_WHAT TO PRODUCE_
Write out all the entries word for word and omit any pictures.

_INFORMATION SHOWN_
##########
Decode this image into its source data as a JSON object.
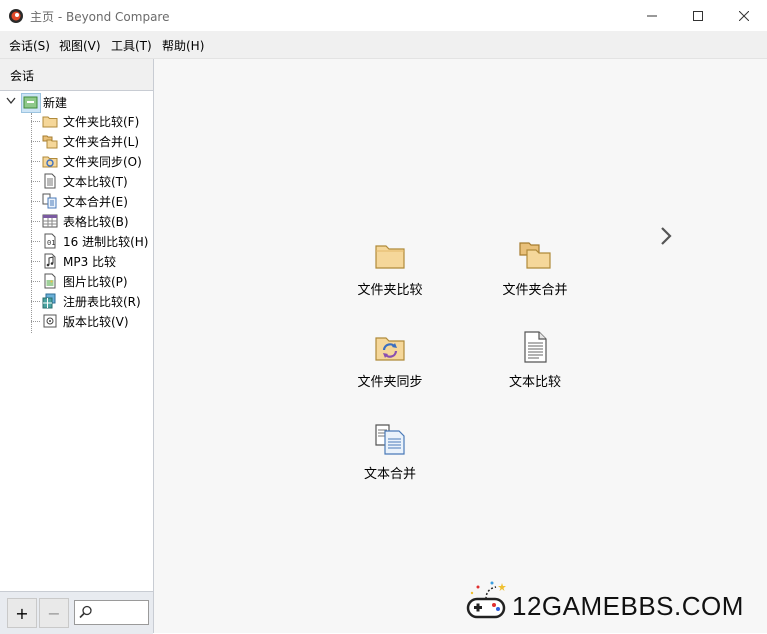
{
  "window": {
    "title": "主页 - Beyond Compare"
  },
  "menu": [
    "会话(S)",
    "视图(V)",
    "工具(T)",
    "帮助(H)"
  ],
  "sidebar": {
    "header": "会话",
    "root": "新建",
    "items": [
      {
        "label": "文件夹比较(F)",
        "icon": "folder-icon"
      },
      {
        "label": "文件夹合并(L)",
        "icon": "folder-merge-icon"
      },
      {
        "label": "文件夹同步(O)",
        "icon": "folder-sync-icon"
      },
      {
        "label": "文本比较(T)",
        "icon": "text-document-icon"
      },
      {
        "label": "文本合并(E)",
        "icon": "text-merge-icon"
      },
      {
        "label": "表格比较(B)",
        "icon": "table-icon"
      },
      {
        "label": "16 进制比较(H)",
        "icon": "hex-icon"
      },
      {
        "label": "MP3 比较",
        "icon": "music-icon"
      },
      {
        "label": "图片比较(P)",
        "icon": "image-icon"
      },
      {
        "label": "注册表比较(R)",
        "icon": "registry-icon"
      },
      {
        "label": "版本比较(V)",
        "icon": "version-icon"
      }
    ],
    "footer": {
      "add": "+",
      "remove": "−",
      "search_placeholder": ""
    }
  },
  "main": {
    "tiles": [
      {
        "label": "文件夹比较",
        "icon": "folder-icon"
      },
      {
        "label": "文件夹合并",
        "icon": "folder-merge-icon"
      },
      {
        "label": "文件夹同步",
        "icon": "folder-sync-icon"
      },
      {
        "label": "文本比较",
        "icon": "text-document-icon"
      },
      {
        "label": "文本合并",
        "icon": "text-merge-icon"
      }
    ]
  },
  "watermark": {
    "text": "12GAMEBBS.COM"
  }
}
##########
_TASK RESPONSE_
Decode this image into its source data as a JSON object.
{
  "window": {
    "title": "主页 - Beyond Compare"
  },
  "menu": [
    "会话(S)",
    "视图(V)",
    "工具(T)",
    "帮助(H)"
  ],
  "sidebar": {
    "header": "会话",
    "root": "新建",
    "items": [
      {
        "label": "文件夹比较(F)",
        "icon": "folder-icon"
      },
      {
        "label": "文件夹合并(L)",
        "icon": "folder-merge-icon"
      },
      {
        "label": "文件夹同步(O)",
        "icon": "folder-sync-icon"
      },
      {
        "label": "文本比较(T)",
        "icon": "text-document-icon"
      },
      {
        "label": "文本合并(E)",
        "icon": "text-merge-icon"
      },
      {
        "label": "表格比较(B)",
        "icon": "table-icon"
      },
      {
        "label": "16 进制比较(H)",
        "icon": "hex-icon"
      },
      {
        "label": "MP3 比较",
        "icon": "music-icon"
      },
      {
        "label": "图片比较(P)",
        "icon": "image-icon"
      },
      {
        "label": "注册表比较(R)",
        "icon": "registry-icon"
      },
      {
        "label": "版本比较(V)",
        "icon": "version-icon"
      }
    ],
    "footer": {
      "add": "+",
      "remove": "−",
      "search_placeholder": ""
    }
  },
  "main": {
    "tiles": [
      {
        "label": "文件夹比较",
        "icon": "folder-icon"
      },
      {
        "label": "文件夹合并",
        "icon": "folder-merge-icon"
      },
      {
        "label": "文件夹同步",
        "icon": "folder-sync-icon"
      },
      {
        "label": "文本比较",
        "icon": "text-document-icon"
      },
      {
        "label": "文本合并",
        "icon": "text-merge-icon"
      }
    ]
  },
  "watermark": {
    "text": "12GAMEBBS.COM"
  }
}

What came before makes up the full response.